>> Start PASSAGE TO READ

Committee Member Biographies


Only the biographies of committee members not listed in "Director Biographies" or "Supervisory Board Member Biographies" are included in this section. (The order in which the biographies are provided is based on the number of strokes needed to complete the Chinese character that corresponds to the member's surname.)

Mr. Fang Weiyi

Born in 1965, Mr. Fang holds a master's degree from the Aeronautics Computing Technique Research Institute. Mr. Fang joined Huawei in 1995 and has served as an engineer, Director of the Intelligent Network Product Line, Director of the Strategy and Planning Dept, President of the Finance Mgmt Dept, President of the Sales & Delivery Finance Mgmt Dept, and currently, CFO of the Carrier Network BG and member of the Finance Committee.

Mr. Jiang Xisheng


Born in 1966, Mr. Jiang holds a bachelor's degree from Xidian University. Mr. Jiang joined Huawei in 1989 and has served as Vice President of the Marketing & Sales Dept, General Manager of the General Procurement Dept, Vice President and CFO of Huawei Electric, Director of the Investment Mgmt Dept, Vice President of the Finance Dept, Chief Secretary of the BOD, and member of the Finance Committee.

Mr. Tang Qibing

Born in 1970, Mr. Tang holds a master's degree from the University of Electronic Science and Technology of China. Mr. Tang joined Huawei in 1996 and has served as Vice President of the Global Technical Sales Dept, Vice President of the Middle East and Northern Africa Area, General Manager of the Turkey Representative Office, President of the Central Asia Region, President of the Global Sales Dept under the Enterprise BG, and member of the SDC.

Mr. Li Jian (James Lee)

>> End PASSAGE TO READ
>> Start SUPPLIED DATA

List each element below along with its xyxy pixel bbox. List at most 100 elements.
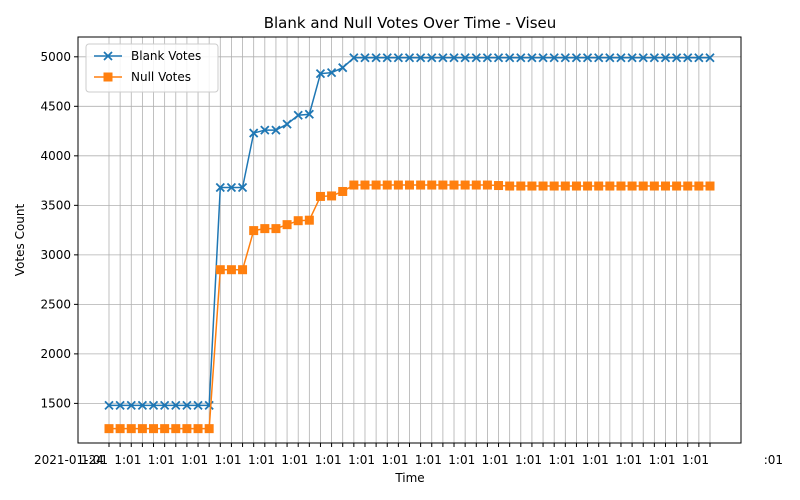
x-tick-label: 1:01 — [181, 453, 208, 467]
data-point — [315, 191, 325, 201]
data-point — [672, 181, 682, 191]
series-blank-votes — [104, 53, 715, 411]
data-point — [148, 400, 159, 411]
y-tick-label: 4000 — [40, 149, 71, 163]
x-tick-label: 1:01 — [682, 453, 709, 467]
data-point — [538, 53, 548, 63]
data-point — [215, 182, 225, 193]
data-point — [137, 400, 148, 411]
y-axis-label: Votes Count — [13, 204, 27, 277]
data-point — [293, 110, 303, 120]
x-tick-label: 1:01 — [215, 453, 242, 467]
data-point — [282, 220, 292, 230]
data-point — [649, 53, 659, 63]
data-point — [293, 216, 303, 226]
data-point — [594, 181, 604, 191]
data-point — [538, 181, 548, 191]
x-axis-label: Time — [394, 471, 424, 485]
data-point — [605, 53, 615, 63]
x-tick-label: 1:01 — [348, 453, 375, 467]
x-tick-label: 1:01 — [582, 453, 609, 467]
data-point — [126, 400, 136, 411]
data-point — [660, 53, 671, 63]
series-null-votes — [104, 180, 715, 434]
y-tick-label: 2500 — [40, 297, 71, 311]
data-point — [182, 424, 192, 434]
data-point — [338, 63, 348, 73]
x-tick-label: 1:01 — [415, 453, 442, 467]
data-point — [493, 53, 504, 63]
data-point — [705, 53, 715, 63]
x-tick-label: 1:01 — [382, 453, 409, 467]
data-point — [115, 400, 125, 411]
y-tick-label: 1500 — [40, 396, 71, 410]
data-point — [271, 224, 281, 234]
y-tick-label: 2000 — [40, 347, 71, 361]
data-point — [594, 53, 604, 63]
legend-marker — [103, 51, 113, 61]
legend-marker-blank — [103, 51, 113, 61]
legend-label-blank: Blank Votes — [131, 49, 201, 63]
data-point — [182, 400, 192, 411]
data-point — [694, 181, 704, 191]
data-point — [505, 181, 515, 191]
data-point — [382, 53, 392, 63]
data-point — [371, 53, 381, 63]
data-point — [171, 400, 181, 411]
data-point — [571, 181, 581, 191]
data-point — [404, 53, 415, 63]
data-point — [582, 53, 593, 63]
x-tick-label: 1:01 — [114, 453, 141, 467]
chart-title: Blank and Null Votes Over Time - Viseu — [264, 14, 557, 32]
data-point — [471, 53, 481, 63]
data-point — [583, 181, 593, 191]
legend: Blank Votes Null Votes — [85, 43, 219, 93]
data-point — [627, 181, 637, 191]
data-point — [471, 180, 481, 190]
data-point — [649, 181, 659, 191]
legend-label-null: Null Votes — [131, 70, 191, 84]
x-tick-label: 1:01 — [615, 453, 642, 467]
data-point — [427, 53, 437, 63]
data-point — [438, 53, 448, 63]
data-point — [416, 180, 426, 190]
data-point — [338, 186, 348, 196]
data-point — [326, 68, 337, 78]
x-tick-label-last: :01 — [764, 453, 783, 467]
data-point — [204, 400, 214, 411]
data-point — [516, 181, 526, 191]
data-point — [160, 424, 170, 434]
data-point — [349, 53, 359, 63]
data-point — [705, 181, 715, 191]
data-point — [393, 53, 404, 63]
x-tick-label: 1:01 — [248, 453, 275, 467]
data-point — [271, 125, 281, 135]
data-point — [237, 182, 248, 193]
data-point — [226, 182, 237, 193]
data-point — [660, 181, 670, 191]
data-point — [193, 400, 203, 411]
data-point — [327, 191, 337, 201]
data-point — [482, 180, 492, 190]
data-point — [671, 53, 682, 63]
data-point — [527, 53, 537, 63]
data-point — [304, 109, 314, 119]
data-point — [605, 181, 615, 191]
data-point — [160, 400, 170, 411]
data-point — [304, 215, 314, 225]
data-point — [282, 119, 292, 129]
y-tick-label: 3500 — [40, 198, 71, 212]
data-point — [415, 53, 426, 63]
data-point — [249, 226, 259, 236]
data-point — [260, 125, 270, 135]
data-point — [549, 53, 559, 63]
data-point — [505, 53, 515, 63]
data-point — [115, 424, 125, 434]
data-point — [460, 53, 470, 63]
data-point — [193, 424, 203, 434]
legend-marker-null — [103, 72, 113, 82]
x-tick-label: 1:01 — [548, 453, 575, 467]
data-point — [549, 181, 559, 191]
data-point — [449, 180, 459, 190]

>> End SUPPLIED DATA

- **WHAT YOU ARE ASKED TO DO**
Retype the passage from the committee member biographies starting at "Mr. Tang Qibing" and ending at "of the SDC.".

- **WORKED ANSWER**
Mr. Tang Qibing

Born in 1970, Mr. Tang holds a master's degree from the University of Electronic Science and Technology of China. Mr. Tang joined Huawei in 1996 and has served as Vice President of the Global Technical Sales Dept, Vice President of the Middle East and Northern Africa Area, General Manager of the Turkey Representative Office, President of the Central Asia Region, President of the Global Sales Dept under the Enterprise BG, and member of the SDC.